To be done – Word for word, copy all the data and drop the pictures.

:::::

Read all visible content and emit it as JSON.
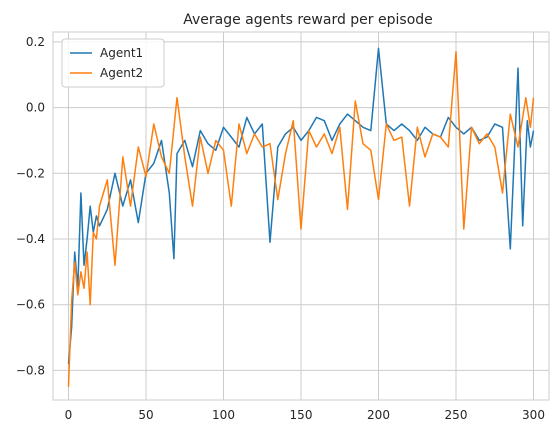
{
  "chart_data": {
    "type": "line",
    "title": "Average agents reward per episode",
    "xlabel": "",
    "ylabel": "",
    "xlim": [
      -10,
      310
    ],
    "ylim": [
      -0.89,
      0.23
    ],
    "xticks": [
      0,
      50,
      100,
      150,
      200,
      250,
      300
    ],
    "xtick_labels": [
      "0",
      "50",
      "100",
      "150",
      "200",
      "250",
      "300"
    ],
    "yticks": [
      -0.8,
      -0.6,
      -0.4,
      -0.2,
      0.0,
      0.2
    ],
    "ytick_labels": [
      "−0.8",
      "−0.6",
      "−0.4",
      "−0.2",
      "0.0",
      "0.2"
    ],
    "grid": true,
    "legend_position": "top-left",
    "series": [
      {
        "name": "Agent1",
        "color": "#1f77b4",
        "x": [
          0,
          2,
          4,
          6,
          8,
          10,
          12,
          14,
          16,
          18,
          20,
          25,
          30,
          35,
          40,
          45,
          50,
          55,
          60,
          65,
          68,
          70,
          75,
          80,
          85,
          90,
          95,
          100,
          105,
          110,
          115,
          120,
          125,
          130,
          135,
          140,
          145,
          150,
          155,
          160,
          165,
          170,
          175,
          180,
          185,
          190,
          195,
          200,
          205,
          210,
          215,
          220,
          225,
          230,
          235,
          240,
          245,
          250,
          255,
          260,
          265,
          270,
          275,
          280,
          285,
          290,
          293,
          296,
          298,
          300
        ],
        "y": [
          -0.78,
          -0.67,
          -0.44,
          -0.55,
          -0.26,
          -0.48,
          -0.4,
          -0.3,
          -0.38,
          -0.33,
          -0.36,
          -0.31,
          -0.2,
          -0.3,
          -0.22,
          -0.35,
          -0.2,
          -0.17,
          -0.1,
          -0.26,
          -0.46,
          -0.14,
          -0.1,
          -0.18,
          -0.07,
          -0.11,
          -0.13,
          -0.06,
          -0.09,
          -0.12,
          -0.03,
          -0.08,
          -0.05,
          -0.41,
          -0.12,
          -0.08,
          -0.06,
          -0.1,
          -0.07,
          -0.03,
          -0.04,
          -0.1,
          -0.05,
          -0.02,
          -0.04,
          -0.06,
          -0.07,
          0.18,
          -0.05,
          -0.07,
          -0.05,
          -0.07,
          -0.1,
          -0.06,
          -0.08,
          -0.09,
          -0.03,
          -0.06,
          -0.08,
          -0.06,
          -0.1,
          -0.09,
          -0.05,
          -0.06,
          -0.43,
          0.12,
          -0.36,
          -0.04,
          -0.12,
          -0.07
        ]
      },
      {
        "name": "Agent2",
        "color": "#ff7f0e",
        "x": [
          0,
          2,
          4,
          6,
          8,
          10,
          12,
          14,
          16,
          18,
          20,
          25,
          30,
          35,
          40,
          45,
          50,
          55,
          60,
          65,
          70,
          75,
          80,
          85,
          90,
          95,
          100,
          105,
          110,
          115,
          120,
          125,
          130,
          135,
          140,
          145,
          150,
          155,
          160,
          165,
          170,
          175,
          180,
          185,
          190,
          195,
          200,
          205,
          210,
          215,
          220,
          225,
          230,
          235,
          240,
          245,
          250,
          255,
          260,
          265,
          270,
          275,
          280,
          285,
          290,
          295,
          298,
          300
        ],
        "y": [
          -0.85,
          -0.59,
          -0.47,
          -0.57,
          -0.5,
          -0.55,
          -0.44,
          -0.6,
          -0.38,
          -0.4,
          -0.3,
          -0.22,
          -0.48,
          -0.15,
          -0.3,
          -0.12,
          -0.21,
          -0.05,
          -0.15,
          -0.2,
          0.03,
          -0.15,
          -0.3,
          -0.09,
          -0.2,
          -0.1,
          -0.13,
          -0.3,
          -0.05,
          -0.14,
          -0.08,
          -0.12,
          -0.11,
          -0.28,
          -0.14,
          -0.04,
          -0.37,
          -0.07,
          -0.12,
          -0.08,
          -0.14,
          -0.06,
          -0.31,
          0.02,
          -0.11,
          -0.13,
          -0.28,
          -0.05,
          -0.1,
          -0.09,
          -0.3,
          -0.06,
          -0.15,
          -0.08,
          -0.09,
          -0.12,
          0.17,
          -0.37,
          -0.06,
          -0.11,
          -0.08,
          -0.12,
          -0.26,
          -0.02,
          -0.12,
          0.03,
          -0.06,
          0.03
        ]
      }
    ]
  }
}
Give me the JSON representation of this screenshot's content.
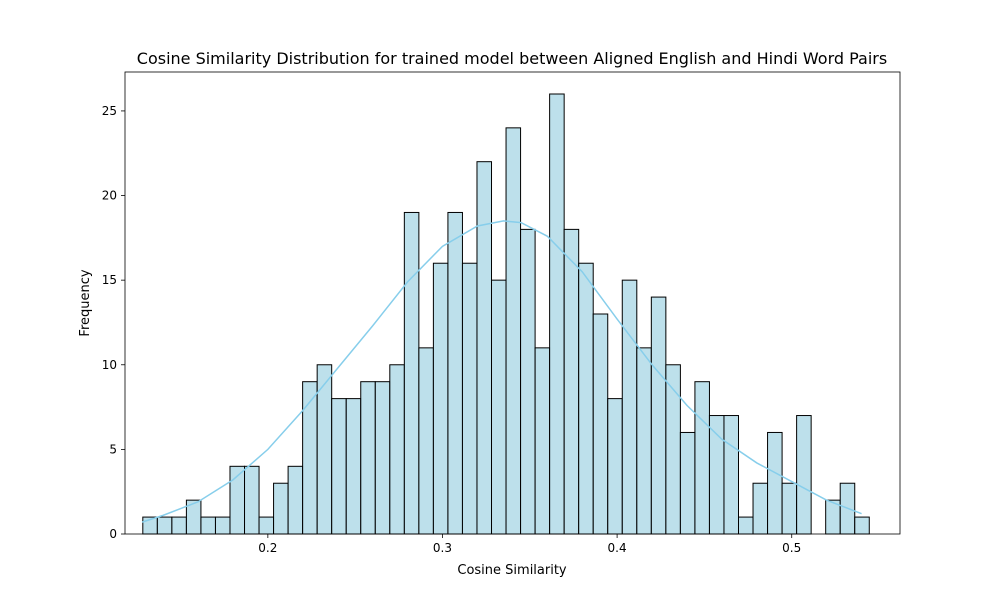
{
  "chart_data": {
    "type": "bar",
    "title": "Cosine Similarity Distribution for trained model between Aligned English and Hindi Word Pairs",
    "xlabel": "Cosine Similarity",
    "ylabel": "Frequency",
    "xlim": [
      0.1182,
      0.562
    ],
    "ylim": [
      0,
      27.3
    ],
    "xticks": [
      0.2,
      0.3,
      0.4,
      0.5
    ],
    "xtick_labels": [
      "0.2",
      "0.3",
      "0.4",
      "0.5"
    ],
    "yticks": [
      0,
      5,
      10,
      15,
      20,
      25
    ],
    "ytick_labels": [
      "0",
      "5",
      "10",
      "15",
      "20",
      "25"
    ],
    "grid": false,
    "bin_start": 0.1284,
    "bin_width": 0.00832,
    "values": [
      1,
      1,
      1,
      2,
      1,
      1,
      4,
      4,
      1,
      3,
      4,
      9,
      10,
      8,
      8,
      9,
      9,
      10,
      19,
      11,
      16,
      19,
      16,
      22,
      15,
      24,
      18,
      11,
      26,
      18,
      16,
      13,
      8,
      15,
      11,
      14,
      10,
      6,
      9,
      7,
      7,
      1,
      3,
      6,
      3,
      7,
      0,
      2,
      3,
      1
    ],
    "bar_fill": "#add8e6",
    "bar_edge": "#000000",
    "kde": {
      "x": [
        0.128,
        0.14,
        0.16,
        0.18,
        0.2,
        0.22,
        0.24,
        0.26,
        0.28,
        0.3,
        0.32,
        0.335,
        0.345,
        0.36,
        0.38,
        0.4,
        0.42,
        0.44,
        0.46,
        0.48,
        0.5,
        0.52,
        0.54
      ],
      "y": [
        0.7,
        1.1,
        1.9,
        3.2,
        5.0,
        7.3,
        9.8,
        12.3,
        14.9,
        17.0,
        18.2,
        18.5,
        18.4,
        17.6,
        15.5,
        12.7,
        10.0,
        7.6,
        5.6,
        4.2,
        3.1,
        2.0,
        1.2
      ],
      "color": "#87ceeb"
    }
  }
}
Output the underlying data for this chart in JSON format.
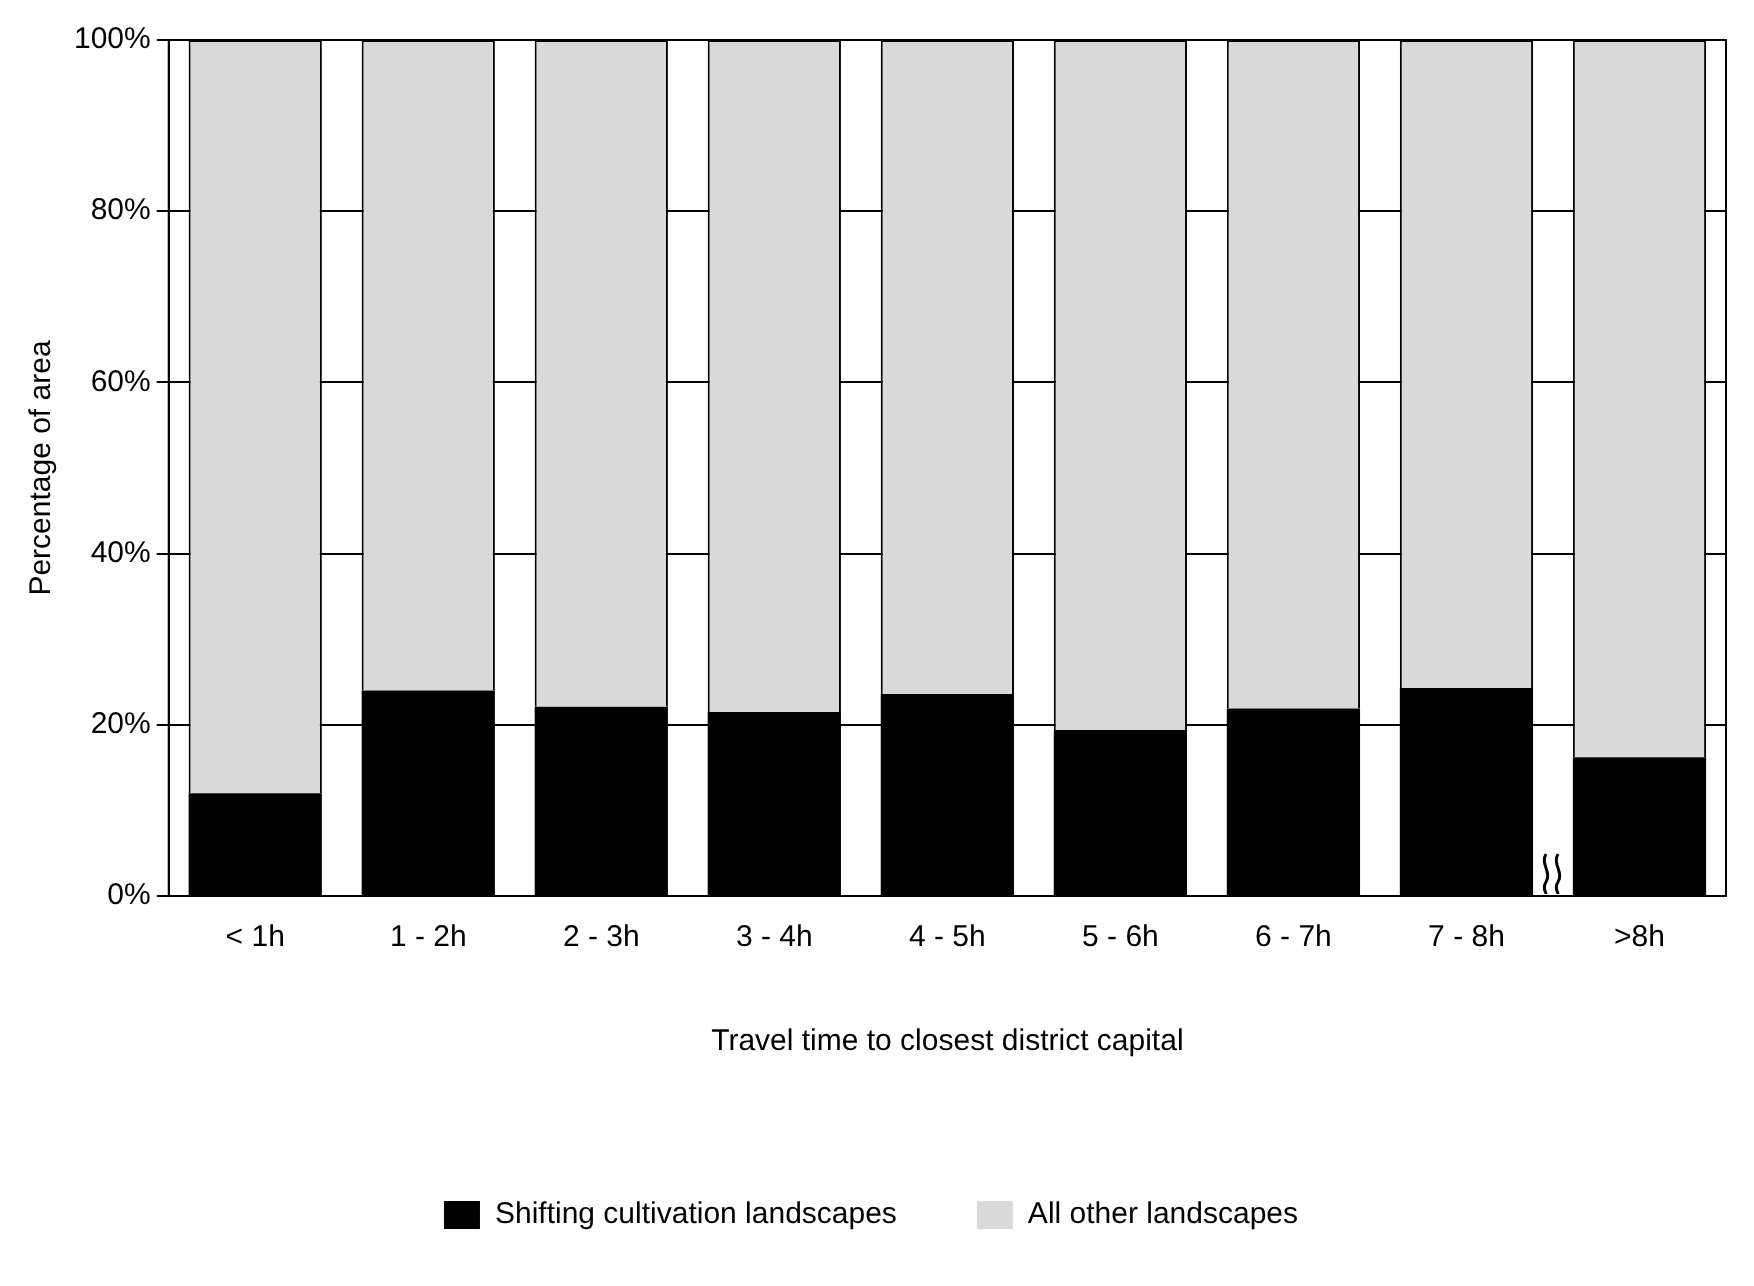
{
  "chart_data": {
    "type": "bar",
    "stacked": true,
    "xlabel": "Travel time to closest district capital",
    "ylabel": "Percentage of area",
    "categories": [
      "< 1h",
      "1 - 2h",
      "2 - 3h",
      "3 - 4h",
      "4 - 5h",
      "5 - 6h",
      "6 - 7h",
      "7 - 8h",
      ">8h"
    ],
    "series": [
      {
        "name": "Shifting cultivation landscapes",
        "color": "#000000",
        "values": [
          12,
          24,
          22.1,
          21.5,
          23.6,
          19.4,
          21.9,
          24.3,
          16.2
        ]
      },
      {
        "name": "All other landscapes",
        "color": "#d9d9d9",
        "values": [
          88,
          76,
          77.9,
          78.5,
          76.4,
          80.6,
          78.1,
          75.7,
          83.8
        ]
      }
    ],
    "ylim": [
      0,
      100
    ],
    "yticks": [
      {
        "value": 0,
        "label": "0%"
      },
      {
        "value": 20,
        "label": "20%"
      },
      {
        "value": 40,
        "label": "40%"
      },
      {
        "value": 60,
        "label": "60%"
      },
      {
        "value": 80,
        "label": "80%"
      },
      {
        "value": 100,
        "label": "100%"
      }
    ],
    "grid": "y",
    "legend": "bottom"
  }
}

:::::

Correct result –
Read all visible content and emit it as JSON.
{
  "chart_data": {
    "type": "line",
    "title": "Average agents reward per episode",
    "xlabel": "",
    "ylabel": "",
    "xlim": [
      -10,
      310
    ],
    "ylim": [
      -0.89,
      0.23
    ],
    "xticks": [
      0,
      50,
      100,
      150,
      200,
      250,
      300
    ],
    "xtick_labels": [
      "0",
      "50",
      "100",
      "150",
      "200",
      "250",
      "300"
    ],
    "yticks": [
      -0.8,
      -0.6,
      -0.4,
      -0.2,
      0.0,
      0.2
    ],
    "ytick_labels": [
      "−0.8",
      "−0.6",
      "−0.4",
      "−0.2",
      "0.0",
      "0.2"
    ],
    "grid": true,
    "legend_position": "top-left",
    "series": [
      {
        "name": "Agent1",
        "color": "#1f77b4",
        "x": [
          0,
          2,
          4,
          6,
          8,
          10,
          12,
          14,
          16,
          18,
          20,
          25,
          30,
          35,
          40,
          45,
          50,
          55,
          60,
          65,
          68,
          70,
          75,
          80,
          85,
          90,
          95,
          100,
          105,
          110,
          115,
          120,
          125,
          130,
          135,
          140,
          145,
          150,
          155,
          160,
          165,
          170,
          175,
          180,
          185,
          190,
          195,
          200,
          205,
          210,
          215,
          220,
          225,
          230,
          235,
          240,
          245,
          250,
          255,
          260,
          265,
          270,
          275,
          280,
          285,
          290,
          293,
          296,
          298,
          300
        ],
        "y": [
          -0.78,
          -0.67,
          -0.44,
          -0.55,
          -0.26,
          -0.48,
          -0.4,
          -0.3,
          -0.38,
          -0.33,
          -0.36,
          -0.31,
          -0.2,
          -0.3,
          -0.22,
          -0.35,
          -0.2,
          -0.17,
          -0.1,
          -0.26,
          -0.46,
          -0.14,
          -0.1,
          -0.18,
          -0.07,
          -0.11,
          -0.13,
          -0.06,
          -0.09,
          -0.12,
          -0.03,
          -0.08,
          -0.05,
          -0.41,
          -0.12,
          -0.08,
          -0.06,
          -0.1,
          -0.07,
          -0.03,
          -0.04,
          -0.1,
          -0.05,
          -0.02,
          -0.04,
          -0.06,
          -0.07,
          0.18,
          -0.05,
          -0.07,
          -0.05,
          -0.07,
          -0.1,
          -0.06,
          -0.08,
          -0.09,
          -0.03,
          -0.06,
          -0.08,
          -0.06,
          -0.1,
          -0.09,
          -0.05,
          -0.06,
          -0.43,
          0.12,
          -0.36,
          -0.04,
          -0.12,
          -0.07
        ]
      },
      {
        "name": "Agent2",
        "color": "#ff7f0e",
        "x": [
          0,
          2,
          4,
          6,
          8,
          10,
          12,
          14,
          16,
          18,
          20,
          25,
          30,
          35,
          40,
          45,
          50,
          55,
          60,
          65,
          70,
          75,
          80,
          85,
          90,
          95,
          100,
          105,
          110,
          115,
          120,
          125,
          130,
          135,
          140,
          145,
          150,
          155,
          160,
          165,
          170,
          175,
          180,
          185,
          190,
          195,
          200,
          205,
          210,
          215,
          220,
          225,
          230,
          235,
          240,
          245,
          250,
          255,
          260,
          265,
          270,
          275,
          280,
          285,
          290,
          295,
          298,
          300
        ],
        "y": [
          -0.85,
          -0.59,
          -0.47,
          -0.57,
          -0.5,
          -0.55,
          -0.44,
          -0.6,
          -0.38,
          -0.4,
          -0.3,
          -0.22,
          -0.48,
          -0.15,
          -0.3,
          -0.12,
          -0.21,
          -0.05,
          -0.15,
          -0.2,
          0.03,
          -0.15,
          -0.3,
          -0.09,
          -0.2,
          -0.1,
          -0.13,
          -0.3,
          -0.05,
          -0.14,
          -0.08,
          -0.12,
          -0.11,
          -0.28,
          -0.14,
          -0.04,
          -0.37,
          -0.07,
          -0.12,
          -0.08,
          -0.14,
          -0.06,
          -0.31,
          0.02,
          -0.11,
          -0.13,
          -0.28,
          -0.05,
          -0.1,
          -0.09,
          -0.3,
          -0.06,
          -0.15,
          -0.08,
          -0.09,
          -0.12,
          0.17,
          -0.37,
          -0.06,
          -0.11,
          -0.08,
          -0.12,
          -0.26,
          -0.02,
          -0.12,
          0.03,
          -0.06,
          0.03
        ]
      }
    ]
  }
}
Give me the JSON representation of this screenshot's content.
{
  "chart_data": {
    "type": "bar",
    "title": "Cosine Similarity Distribution for trained model between Aligned English and Hindi Word Pairs",
    "xlabel": "Cosine Similarity",
    "ylabel": "Frequency",
    "xlim": [
      0.1182,
      0.562
    ],
    "ylim": [
      0,
      27.3
    ],
    "xticks": [
      0.2,
      0.3,
      0.4,
      0.5
    ],
    "xtick_labels": [
      "0.2",
      "0.3",
      "0.4",
      "0.5"
    ],
    "yticks": [
      0,
      5,
      10,
      15,
      20,
      25
    ],
    "ytick_labels": [
      "0",
      "5",
      "10",
      "15",
      "20",
      "25"
    ],
    "grid": false,
    "bin_start": 0.1284,
    "bin_width": 0.00832,
    "values": [
      1,
      1,
      1,
      2,
      1,
      1,
      4,
      4,
      1,
      3,
      4,
      9,
      10,
      8,
      8,
      9,
      9,
      10,
      19,
      11,
      16,
      19,
      16,
      22,
      15,
      24,
      18,
      11,
      26,
      18,
      16,
      13,
      8,
      15,
      11,
      14,
      10,
      6,
      9,
      7,
      7,
      1,
      3,
      6,
      3,
      7,
      0,
      2,
      3,
      1
    ],
    "bar_fill": "#add8e6",
    "bar_edge": "#000000",
    "kde": {
      "x": [
        0.128,
        0.14,
        0.16,
        0.18,
        0.2,
        0.22,
        0.24,
        0.26,
        0.28,
        0.3,
        0.32,
        0.335,
        0.345,
        0.36,
        0.38,
        0.4,
        0.42,
        0.44,
        0.46,
        0.48,
        0.5,
        0.52,
        0.54
      ],
      "y": [
        0.7,
        1.1,
        1.9,
        3.2,
        5.0,
        7.3,
        9.8,
        12.3,
        14.9,
        17.0,
        18.2,
        18.5,
        18.4,
        17.6,
        15.5,
        12.7,
        10.0,
        7.6,
        5.6,
        4.2,
        3.1,
        2.0,
        1.2
      ],
      "color": "#87ceeb"
    }
  }
}
Output the underlying data for this chart in JSON format.
{
  "chart_data": {
    "type": "bar",
    "stacked": true,
    "xlabel": "Travel time to closest district capital",
    "ylabel": "Percentage of area",
    "categories": [
      "< 1h",
      "1 - 2h",
      "2 - 3h",
      "3 - 4h",
      "4 - 5h",
      "5 - 6h",
      "6 - 7h",
      "7 - 8h",
      ">8h"
    ],
    "series": [
      {
        "name": "Shifting cultivation landscapes",
        "color": "#000000",
        "values": [
          12,
          24,
          22.1,
          21.5,
          23.6,
          19.4,
          21.9,
          24.3,
          16.2
        ]
      },
      {
        "name": "All other landscapes",
        "color": "#d9d9d9",
        "values": [
          88,
          76,
          77.9,
          78.5,
          76.4,
          80.6,
          78.1,
          75.7,
          83.8
        ]
      }
    ],
    "ylim": [
      0,
      100
    ],
    "yticks": [
      {
        "value": 0,
        "label": "0%"
      },
      {
        "value": 20,
        "label": "20%"
      },
      {
        "value": 40,
        "label": "40%"
      },
      {
        "value": 60,
        "label": "60%"
      },
      {
        "value": 80,
        "label": "80%"
      },
      {
        "value": 100,
        "label": "100%"
      }
    ],
    "grid": "y",
    "legend": "bottom"
  }
}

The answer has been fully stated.